Labeled box records:
┄┄┄┄┄┄┄┄┄┄┄┄┄┄┄┄┄┄┄┄

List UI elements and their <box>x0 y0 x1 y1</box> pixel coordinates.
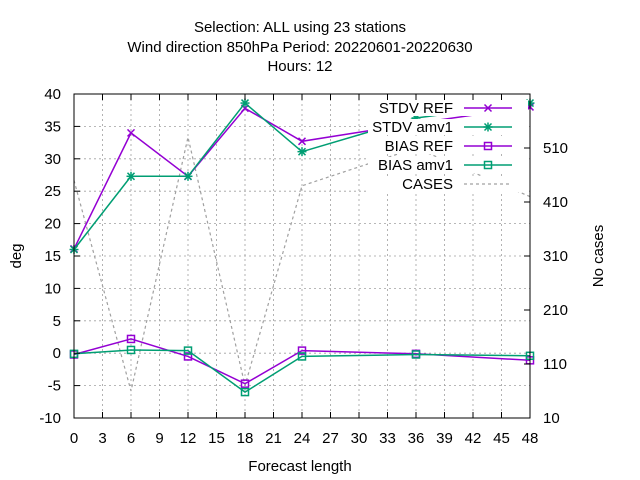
data-point <box>411 350 421 359</box>
data-point <box>126 171 136 181</box>
chart-title-line-1: Selection: ALL using 23 stations <box>194 19 406 36</box>
y-tick-label: 30 <box>44 151 61 168</box>
y2-tick-label: 110 <box>543 356 567 373</box>
x-tick-label: 12 <box>180 430 197 447</box>
legend-marker <box>483 122 493 132</box>
x-tick-label: 6 <box>127 430 135 447</box>
y-tick-label: 25 <box>44 183 61 200</box>
legend-label: CASES <box>402 176 453 193</box>
data-point <box>126 128 136 137</box>
legend-label: STDV amv1 <box>372 119 453 136</box>
legend-marker <box>483 103 493 113</box>
legend-marker <box>483 160 493 170</box>
y-tick-label: 15 <box>44 248 61 265</box>
y2-tick-label: 410 <box>543 194 568 211</box>
y-tick-label: 20 <box>44 216 61 233</box>
y-axis-label: deg <box>8 243 25 268</box>
legend-entry-bg <box>368 176 528 192</box>
x-tick-label: 42 <box>465 430 482 447</box>
legend-entry-bg <box>368 100 528 116</box>
series-line-cases <box>73 137 531 392</box>
axis-ticks: 0 3 6 9 12 15 18 21 24 27 30 33 36 39 42 45 48-10-505101… <box>39 86 568 447</box>
x-tick-label: 9 <box>155 430 163 447</box>
x-tick-label: 24 <box>294 430 311 447</box>
data-point <box>297 352 307 361</box>
cases-series <box>73 137 531 392</box>
data-point <box>297 346 307 355</box>
y-tick-label: 40 <box>44 86 61 103</box>
chart-title-line-2: Wind direction 850hPa Period: 20220601-2… <box>127 39 472 56</box>
y2-tick-label: 310 <box>543 248 568 265</box>
y2-tick-label: 10 <box>543 410 560 427</box>
data-point <box>183 352 193 361</box>
legend-marker <box>483 141 493 151</box>
data-point <box>240 98 250 108</box>
grid <box>74 94 530 418</box>
x-tick-label: 27 <box>322 430 339 447</box>
data-point <box>297 137 307 146</box>
x-tick-label: 45 <box>493 430 510 447</box>
data-point <box>297 147 307 157</box>
y-tick-label: -10 <box>39 410 61 427</box>
x-tick-label: 48 <box>522 430 539 447</box>
y2-axis-label: No cases <box>590 225 607 288</box>
chart-title-line-3: Hours: 12 <box>267 58 332 75</box>
data-point <box>126 334 136 344</box>
x-tick-label: 15 <box>208 430 225 447</box>
y2-tick-label: 210 <box>543 302 568 319</box>
legend-label: STDV REF <box>379 100 453 117</box>
x-tick-label: 33 <box>379 430 396 447</box>
data-point <box>240 387 250 397</box>
x-tick-label: 18 <box>237 430 254 447</box>
legend-label: BIAS amv1 <box>378 157 453 174</box>
x-tick-label: 3 <box>98 430 106 447</box>
legend-label: BIAS REF <box>385 138 453 155</box>
x-tick-label: 36 <box>408 430 425 447</box>
x-tick-label: 30 <box>351 430 368 447</box>
series-line-bias-amv1 <box>73 349 531 394</box>
y-tick-label: 10 <box>44 280 61 297</box>
data-point <box>183 171 193 181</box>
data-point <box>240 379 250 388</box>
legend: STDV REF STDV amv1 BIAS REF BIAS amv1 CASES <box>368 100 528 193</box>
x-tick-label: 21 <box>265 430 282 447</box>
y-tick-label: 5 <box>53 313 61 330</box>
y-tick-label: 0 <box>53 345 61 362</box>
y2-tick-label: 510 <box>543 140 568 157</box>
x-axis-label: Forecast length <box>248 458 351 475</box>
x-tick-label: 0 <box>70 430 78 447</box>
y-tick-label: 35 <box>44 118 61 135</box>
data-point <box>126 345 136 355</box>
x-tick-label: 39 <box>436 430 453 447</box>
y-tick-label: -5 <box>48 378 61 395</box>
data-point <box>183 346 193 355</box>
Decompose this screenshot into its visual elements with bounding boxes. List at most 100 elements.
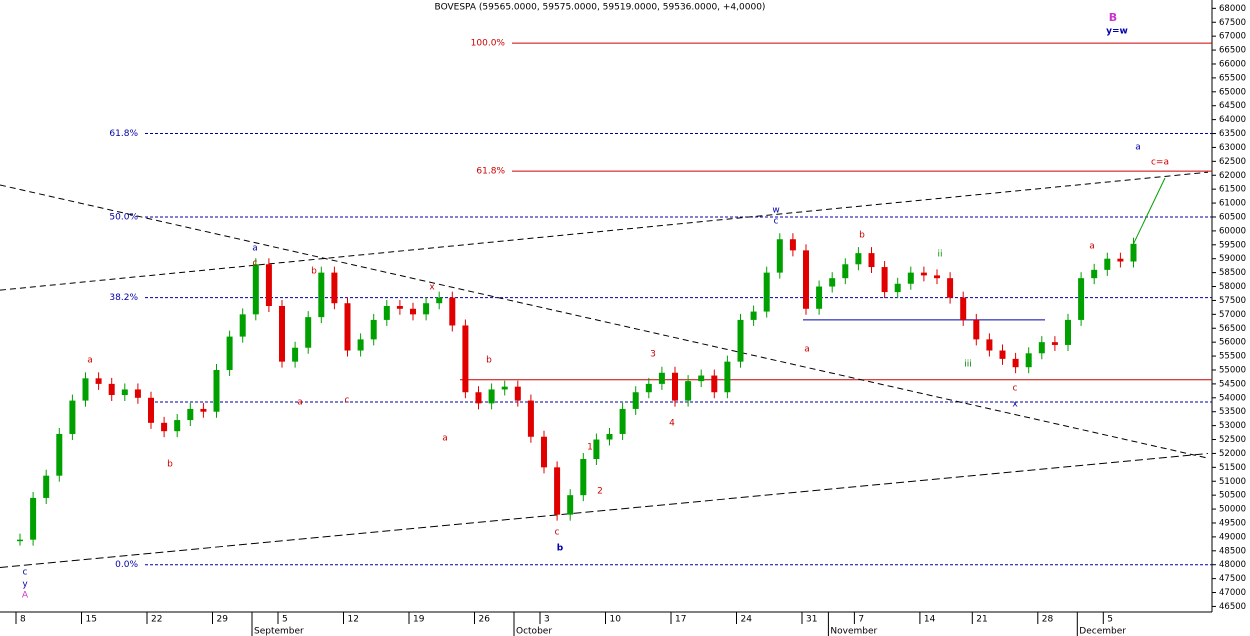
month-label: September xyxy=(254,627,304,636)
price-bar xyxy=(370,319,377,340)
y-tick-label: 63500 xyxy=(1219,129,1246,139)
price-bar xyxy=(737,319,744,362)
price-bar xyxy=(750,311,757,320)
y-tick-label: 53000 xyxy=(1219,421,1246,431)
x-tick-label: 29 xyxy=(217,615,229,625)
price-bar xyxy=(829,278,836,287)
price-bar xyxy=(213,369,220,412)
price-bar xyxy=(868,253,875,268)
y-tick-label: 62000 xyxy=(1219,171,1246,181)
wave-label: a xyxy=(804,345,810,355)
y-tick-label: 65000 xyxy=(1219,87,1246,97)
wave-label: iii xyxy=(964,360,972,370)
wave-label: 1 xyxy=(587,443,593,453)
price-bar xyxy=(1104,258,1111,270)
price-bar xyxy=(475,392,482,404)
y-tick-label: 61500 xyxy=(1219,185,1246,195)
y-tick-label: 52500 xyxy=(1219,435,1246,445)
x-tick-label: 31 xyxy=(806,615,817,625)
wave-label: a xyxy=(1089,242,1095,252)
price-bar xyxy=(907,272,914,284)
projection xyxy=(1133,177,1166,245)
wave-label: c xyxy=(23,568,28,578)
y-tick-label: 60000 xyxy=(1219,226,1246,236)
wave-label: c xyxy=(774,217,779,227)
price-bar xyxy=(999,350,1006,359)
wave-label: a xyxy=(87,356,93,366)
price-bar xyxy=(960,297,967,320)
chart-title: BOVESPA (59565.0000, 59575.0000, 59519.0… xyxy=(435,3,766,13)
price-bar xyxy=(711,375,718,393)
price-bar xyxy=(1012,358,1019,368)
price-bar xyxy=(501,386,508,390)
price-bar xyxy=(1038,342,1045,354)
price-bar xyxy=(1051,342,1058,345)
x-tick-label: 17 xyxy=(675,615,686,625)
price-bar xyxy=(148,397,154,423)
x-tick-label: 5 xyxy=(1107,615,1113,625)
y-tick-label: 62500 xyxy=(1219,157,1246,167)
price-bar xyxy=(318,272,325,318)
price-bar xyxy=(187,408,194,421)
price-bar xyxy=(344,303,351,351)
x-tick-label: 21 xyxy=(976,615,987,625)
price-bar xyxy=(986,339,993,351)
trendline xyxy=(0,184,1209,459)
y-tick-label: 56500 xyxy=(1219,324,1246,334)
price-bar xyxy=(1091,269,1098,279)
wave-label: x xyxy=(1012,400,1018,410)
price-bar xyxy=(606,433,613,440)
x-tick-label: 15 xyxy=(86,615,97,625)
y-tick-label: 51500 xyxy=(1219,463,1246,473)
y-tick-label: 51000 xyxy=(1219,477,1246,487)
price-bar xyxy=(396,306,403,309)
price-bar xyxy=(462,325,469,393)
wave-label: b xyxy=(557,544,564,554)
y-tick-label: 57000 xyxy=(1219,310,1246,320)
price-bar xyxy=(514,386,521,401)
x-tick-label: 5 xyxy=(282,615,288,625)
wave-label: c xyxy=(253,259,258,269)
price-bar xyxy=(803,250,809,309)
wave-label: c=a xyxy=(1151,158,1169,168)
price-bar xyxy=(161,422,168,432)
y-tick-label: 58000 xyxy=(1219,282,1246,292)
price-bar xyxy=(763,272,770,312)
x-tick-label: 19 xyxy=(413,615,425,625)
price-bar xyxy=(776,239,783,273)
price-bar xyxy=(672,372,678,401)
price-bar xyxy=(331,272,338,304)
price-bar xyxy=(17,539,23,542)
price-bar xyxy=(580,459,587,496)
price-bar xyxy=(95,378,102,384)
price-bar xyxy=(842,264,849,279)
wave-label: B xyxy=(1109,11,1117,24)
y-tick-label: 68000 xyxy=(1219,4,1246,14)
y-tick-label: 64000 xyxy=(1219,115,1246,125)
price-bar xyxy=(1078,278,1085,320)
y-tick-label: 55500 xyxy=(1219,352,1246,362)
y-tick-label: 47500 xyxy=(1219,574,1246,584)
price-bar xyxy=(920,272,927,276)
price-bar xyxy=(69,400,76,434)
price-bar xyxy=(1117,258,1124,262)
price-bar xyxy=(619,408,626,434)
x-tick-label: 14 xyxy=(924,615,936,625)
wave-label: c xyxy=(555,528,560,538)
trendline xyxy=(0,171,1209,291)
price-bar xyxy=(200,408,207,412)
price-bar xyxy=(108,383,115,396)
price-bar xyxy=(855,253,862,265)
price-bar xyxy=(567,495,574,515)
wave-label: c xyxy=(1013,384,1018,394)
price-bar xyxy=(252,264,259,315)
y-tick-label: 47000 xyxy=(1219,588,1246,598)
y-tick-label: 52000 xyxy=(1219,449,1246,459)
price-bar xyxy=(724,361,731,393)
price-bar xyxy=(82,378,89,401)
y-tick-label: 54000 xyxy=(1219,393,1246,403)
wave-label: 4 xyxy=(669,419,675,429)
price-bar xyxy=(541,436,547,468)
x-tick-label: 28 xyxy=(1042,615,1054,625)
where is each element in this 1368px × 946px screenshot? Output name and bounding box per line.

┄┄┄┄┄┄┄┄┄┄┄┄┄┄┄┄┄┄┄┄

Your task -> Starting at the row that contains "data-point <box>411 350 421 359</box>" and ending at the row that contains "axis-ticks: 0 3", write those rows out again with "legend-symbol" substituted for "legend-marker" and nothing else changed.

Solution ->
data-point <box>411 350 421 359</box>
data-point <box>126 171 136 181</box>
chart-title-line-1: Selection: ALL using 23 stations <box>194 19 406 36</box>
y-tick-label: 30 <box>44 151 61 168</box>
y2-tick-label: 110 <box>543 356 567 373</box>
x-tick-label: 12 <box>180 430 197 447</box>
legend-symbol <box>483 122 493 132</box>
x-tick-label: 6 <box>127 430 135 447</box>
y-tick-label: 25 <box>44 183 61 200</box>
legend-label: CASES <box>402 176 453 193</box>
data-point <box>126 128 136 137</box>
legend-label: STDV amv1 <box>372 119 453 136</box>
legend-symbol <box>483 103 493 113</box>
legend-symbol <box>483 160 493 170</box>
y-tick-label: 15 <box>44 248 61 265</box>
y2-tick-label: 410 <box>543 194 568 211</box>
y-tick-label: 20 <box>44 216 61 233</box>
y-axis-label: deg <box>8 243 25 268</box>
legend-entry-bg <box>368 176 528 192</box>
x-tick-label: 42 <box>465 430 482 447</box>
legend-entry-bg <box>368 100 528 116</box>
series-line-cases <box>73 137 531 392</box>
axis-ticks: 0 3 6 9 12 15 18 21 24 27 30 33 36 39 42 45 48-10-505101… <box>39 86 568 447</box>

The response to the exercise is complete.